> _Record list_
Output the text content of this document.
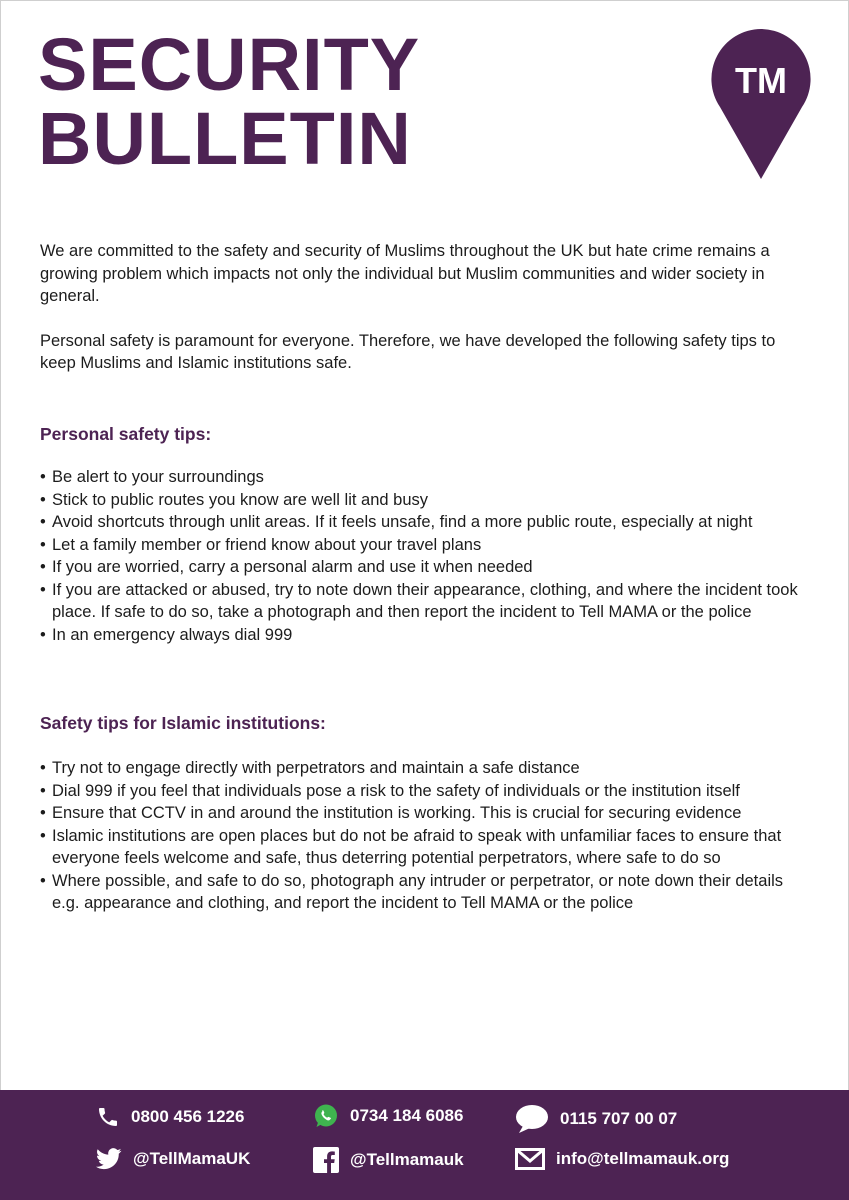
SECURITY
BULLETIN
TM

We are committed to the safety and security of Muslims throughout the UK but hate crime remains a growing problem which impacts not only the individual but Muslim communities and wider society in general.

Personal safety is paramount for everyone. Therefore, we have developed the following safety tips to keep Muslims and Islamic institutions safe.

Personal safety tips:
• Be alert to your surroundings
• Stick to public routes you know are well lit and busy
• Avoid shortcuts through unlit areas. If it feels unsafe, find a more public route, especially at night
• Let a family member or friend know about your travel plans
• If you are worried, carry a personal alarm and use it when needed
• If you are attacked or abused, try to note down their appearance, clothing, and where the incident took place. If safe to do so, take a photograph and then report the incident to Tell MAMA or the police
• In an emergency always dial 999
Safety tips for Islamic institutions:
• Try not to engage directly with perpetrators and maintain a safe distance
• Dial 999 if you feel that individuals pose a risk to the safety of individuals or the institution itself
• Ensure that CCTV in and around the institution is working. This is crucial for securing evidence
• Islamic institutions are open places but do not be afraid to speak with unfamiliar faces to ensure that everyone feels welcome and safe, thus deterring potential perpetrators, where safe to do so
• Where possible, and safe to do so, photograph any intruder or perpetrator, or note down their details e.g. appearance and clothing, and report the incident to Tell MAMA or the police
0800 456 1226	0734 184 6086	0115 707 00 07
@TellMamaUK	@Tellmamauk	info@tellmamauk.org
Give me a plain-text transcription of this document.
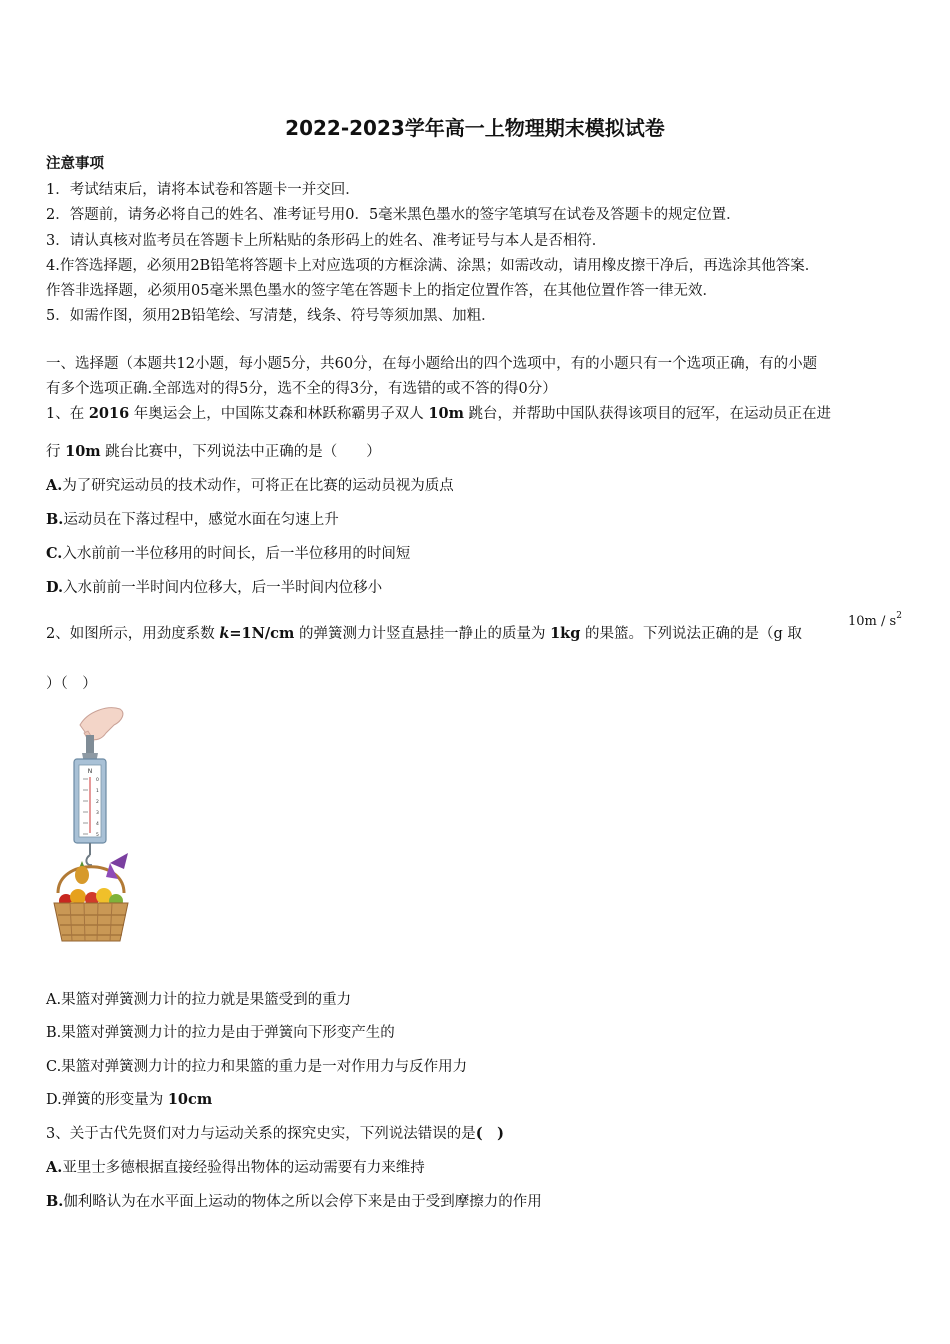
2022-2023学年高一上物理期末模拟试卷
注意事项
1．考试结束后，请将本试卷和答题卡一并交回．
2．答题前，请务必将自己的姓名、准考证号用0．5毫米黑色墨水的签字笔填写在试卷及答题卡的规定位置．
3．请认真核对监考员在答题卡上所粘贴的条形码上的姓名、准考证号与本人是否相符．
4.作答选择题，必须用2B铅笔将答题卡上对应选项的方框涂满、涂黑；如需改动，请用橡皮擦干净后，再选涂其他答案．
作答非选择题，必须用05毫米黑色墨水的签字笔在答题卡上的指定位置作答，在其他位置作答一律无效．
5．如需作图，须用2B铅笔绘、写清楚，线条、符号等须加黑、加粗．
一、选择题（本题共12小题，每小题5分，共60分，在每小题给出的四个选项中，有的小题只有一个选项正确，有的小题
有多个选项正确.全部选对的得5分，选不全的得3分，有选错的或不答的得0分）
1、在 2016 年奥运会上，中国陈艾森和林跃称霸男子双人 10m 跳台，并帮助中国队获得该项目的冠军，在运动员正在进
行 10m 跳台比赛中，下列说法中正确的是（　　）
A.为了研究运动员的技术动作，可将正在比赛的运动员视为质点
B.运动员在下落过程中，感觉水面在匀速上升
C.入水前前一半位移用的时间长，后一半位移用的时间短
D.入水前前一半时间内位移大，后一半时间内位移小
2、如图所示，用劲度系数 k=1N/cm 的弹簧测力计竖直悬挂一静止的质量为 1kg 的果篮。下列说法正确的是（g 取
$10m / s^2$
）（　）
N
0
1
2
3
4
5
A.果篮对弹簧测力计的拉力就是果篮受到的重力
B.果篮对弹簧测力计的拉力是由于弹簧向下形变产生的
C.果篮对弹簧测力计的拉力和果篮的重力是一对作用力与反作用力
D.弹簧的形变量为 10cm
3、关于古代先贤们对力与运动关系的探究史实，下列说法错误的是(　)
A.亚里士多德根据直接经验得出物体的运动需要有力来维持
B.伽利略认为在水平面上运动的物体之所以会停下来是由于受到摩擦力的作用
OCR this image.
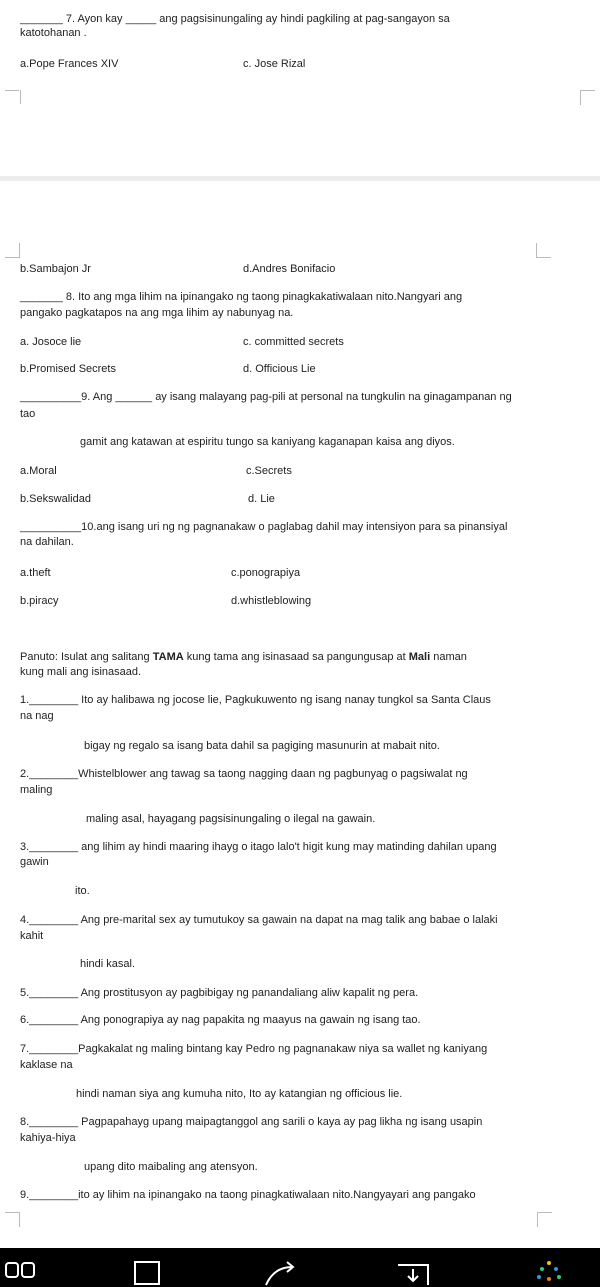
_______ 7. Ayon kay _____ ang pagsisinungaling ay hindi pagkiling at pag-sangayon sa
katotohanan .
a.Pope Frances XIV	c. Jose Rizal
b.Sambajon Jr	d.Andres Bonifacio
_______ 8. Ito ang mga lihim na ipinangako ng taong pinagkakatiwalaan nito.Nangyari ang
pangako pagkatapos na ang mga lihim ay nabunyag na.
a. Josoce lie	c. committed secrets
b.Promised Secrets	d. Officious Lie
__________9. Ang ______ ay isang malayang pag-pili at personal na tungkulin na ginagampanan ng
tao
gamit ang katawan at espiritu tungo sa kaniyang kaganapan kaisa ang diyos.
a.Moral	c.Secrets
b.Sekswalidad	d. Lie
__________10.ang isang uri ng ng pagnanakaw o paglabag dahil may intensiyon para sa pinansiyal
na dahilan.
a.theft	c.ponograpiya
b.piracy	d.whistleblowing
Panuto: Isulat ang salitang TAMA kung tama ang isinasaad sa pangungusap at Mali naman
kung mali ang isinasaad.
1.________ Ito ay halibawa ng jocose lie, Pagkukuwento ng isang nanay tungkol sa Santa Claus
na nag
bigay ng regalo sa isang bata dahil sa pagiging masunurin at mabait nito.
2.________Whistelblower ang tawag sa taong nagging daan ng pagbunyag o pagsiwalat ng
maling
maling asal, hayagang pagsisinungaling o ilegal na gawain.
3.________ ang lihim ay hindi maaring ihayg o itago lalo't higit kung may matinding dahilan upang
gawin
ito.
4.________ Ang pre-marital sex ay tumutukoy sa gawain na dapat na mag talik ang babae o lalaki
kahit
hindi kasal.
5.________ Ang prostitusyon ay pagbibigay ng panandaliang aliw kapalit ng pera.
6.________ Ang ponograpiya ay nag papakita ng maayus na gawain ng isang tao.
7.________Pagkakalat ng maling bintang kay Pedro ng pagnanakaw niya sa wallet ng kaniyang
kaklase na
hindi naman siya ang kumuha nito, Ito ay katangian ng officious lie.
8.________ Pagpapahayg upang maipagtanggol ang sarili o kaya ay pag likha ng isang usapin
kahiya-hiya
upang dito maibaling ang atensyon.
9.________ito ay lihim na ipinangako na taong pinagkatiwalaan nito.Nangyayari ang pangako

> _Work to be completed_
Can you retype every record above exactly, leaving out the pictures?

> _Expected answer_
Output the text content of this document.
SECURITY
BULLETIN
TM

We are committed to the safety and security of Muslims throughout the UK but hate crime remains a growing problem which impacts not only the individual but Muslim communities and wider society in general.

Personal safety is paramount for everyone. Therefore, we have developed the following safety tips to keep Muslims and Islamic institutions safe.

Personal safety tips:
• Be alert to your surroundings
• Stick to public routes you know are well lit and busy
• Avoid shortcuts through unlit areas. If it feels unsafe, find a more public route, especially at night
• Let a family member or friend know about your travel plans
• If you are worried, carry a personal alarm and use it when needed
• If you are attacked or abused, try to note down their appearance, clothing, and where the incident took place. If safe to do so, take a photograph and then report the incident to Tell MAMA or the police
• In an emergency always dial 999
Safety tips for Islamic institutions:
• Try not to engage directly with perpetrators and maintain a safe distance
• Dial 999 if you feel that individuals pose a risk to the safety of individuals or the institution itself
• Ensure that CCTV in and around the institution is working. This is crucial for securing evidence
• Islamic institutions are open places but do not be afraid to speak with unfamiliar faces to ensure that everyone feels welcome and safe, thus deterring potential perpetrators, where safe to do so
• Where possible, and safe to do so, photograph any intruder or perpetrator, or note down their details e.g. appearance and clothing, and report the incident to Tell MAMA or the police
0800 456 1226	0734 184 6086	0115 707 00 07
@TellMamaUK	@Tellmamauk	info@tellmamauk.org
Give me a plain-text transcription of this document.
2022-2023学年高一上物理期末模拟试卷
注意事项
1．考试结束后，请将本试卷和答题卡一并交回．
2．答题前，请务必将自己的姓名、准考证号用0．5毫米黑色墨水的签字笔填写在试卷及答题卡的规定位置．
3．请认真核对监考员在答题卡上所粘贴的条形码上的姓名、准考证号与本人是否相符．
4.作答选择题，必须用2B铅笔将答题卡上对应选项的方框涂满、涂黑；如需改动，请用橡皮擦干净后，再选涂其他答案．
作答非选择题，必须用05毫米黑色墨水的签字笔在答题卡上的指定位置作答，在其他位置作答一律无效．
5．如需作图，须用2B铅笔绘、写清楚，线条、符号等须加黑、加粗．
一、选择题（本题共12小题，每小题5分，共60分，在每小题给出的四个选项中，有的小题只有一个选项正确，有的小题
有多个选项正确.全部选对的得5分，选不全的得3分，有选错的或不答的得0分）
1、在 2016 年奥运会上，中国陈艾森和林跃称霸男子双人 10m 跳台，并帮助中国队获得该项目的冠军，在运动员正在进
行 10m 跳台比赛中，下列说法中正确的是（　　）
A.为了研究运动员的技术动作，可将正在比赛的运动员视为质点
B.运动员在下落过程中，感觉水面在匀速上升
C.入水前前一半位移用的时间长，后一半位移用的时间短
D.入水前前一半时间内位移大，后一半时间内位移小
2、如图所示，用劲度系数 k=1N/cm 的弹簧测力计竖直悬挂一静止的质量为 1kg 的果篮。下列说法正确的是（g 取
$10m / s^2$
）（　）
N
0
1
2
3
4
5
A.果篮对弹簧测力计的拉力就是果篮受到的重力
B.果篮对弹簧测力计的拉力是由于弹簧向下形变产生的
C.果篮对弹簧测力计的拉力和果篮的重力是一对作用力与反作用力
D.弹簧的形变量为 10cm
3、关于古代先贤们对力与运动关系的探究史实，下列说法错误的是(　)
A.亚里士多德根据直接经验得出物体的运动需要有力来维持
B.伽利略认为在水平面上运动的物体之所以会停下来是由于受到摩擦力的作用
OCR this image.
_______ 7. Ayon kay _____ ang pagsisinungaling ay hindi pagkiling at pag-sangayon sa
katotohanan .
a.Pope Frances XIV	c. Jose Rizal
b.Sambajon Jr	d.Andres Bonifacio
_______ 8. Ito ang mga lihim na ipinangako ng taong pinagkakatiwalaan nito.Nangyari ang
pangako pagkatapos na ang mga lihim ay nabunyag na.
a. Josoce lie	c. committed secrets
b.Promised Secrets	d. Officious Lie
__________9. Ang ______ ay isang malayang pag-pili at personal na tungkulin na ginagampanan ng
tao
gamit ang katawan at espiritu tungo sa kaniyang kaganapan kaisa ang diyos.
a.Moral	c.Secrets
b.Sekswalidad	d. Lie
__________10.ang isang uri ng ng pagnanakaw o paglabag dahil may intensiyon para sa pinansiyal
na dahilan.
a.theft	c.ponograpiya
b.piracy	d.whistleblowing
Panuto: Isulat ang salitang TAMA kung tama ang isinasaad sa pangungusap at Mali naman
kung mali ang isinasaad.
1.________ Ito ay halibawa ng jocose lie, Pagkukuwento ng isang nanay tungkol sa Santa Claus
na nag
bigay ng regalo sa isang bata dahil sa pagiging masunurin at mabait nito.
2.________Whistelblower ang tawag sa taong nagging daan ng pagbunyag o pagsiwalat ng
maling
maling asal, hayagang pagsisinungaling o ilegal na gawain.
3.________ ang lihim ay hindi maaring ihayg o itago lalo't higit kung may matinding dahilan upang
gawin
ito.
4.________ Ang pre-marital sex ay tumutukoy sa gawain na dapat na mag talik ang babae o lalaki
kahit
hindi kasal.
5.________ Ang prostitusyon ay pagbibigay ng panandaliang aliw kapalit ng pera.
6.________ Ang ponograpiya ay nag papakita ng maayus na gawain ng isang tao.
7.________Pagkakalat ng maling bintang kay Pedro ng pagnanakaw niya sa wallet ng kaniyang
kaklase na
hindi naman siya ang kumuha nito, Ito ay katangian ng officious lie.
8.________ Pagpapahayg upang maipagtanggol ang sarili o kaya ay pag likha ng isang usapin
kahiya-hiya
upang dito maibaling ang atensyon.
9.________ito ay lihim na ipinangako na taong pinagkatiwalaan nito.Nangyayari ang pangako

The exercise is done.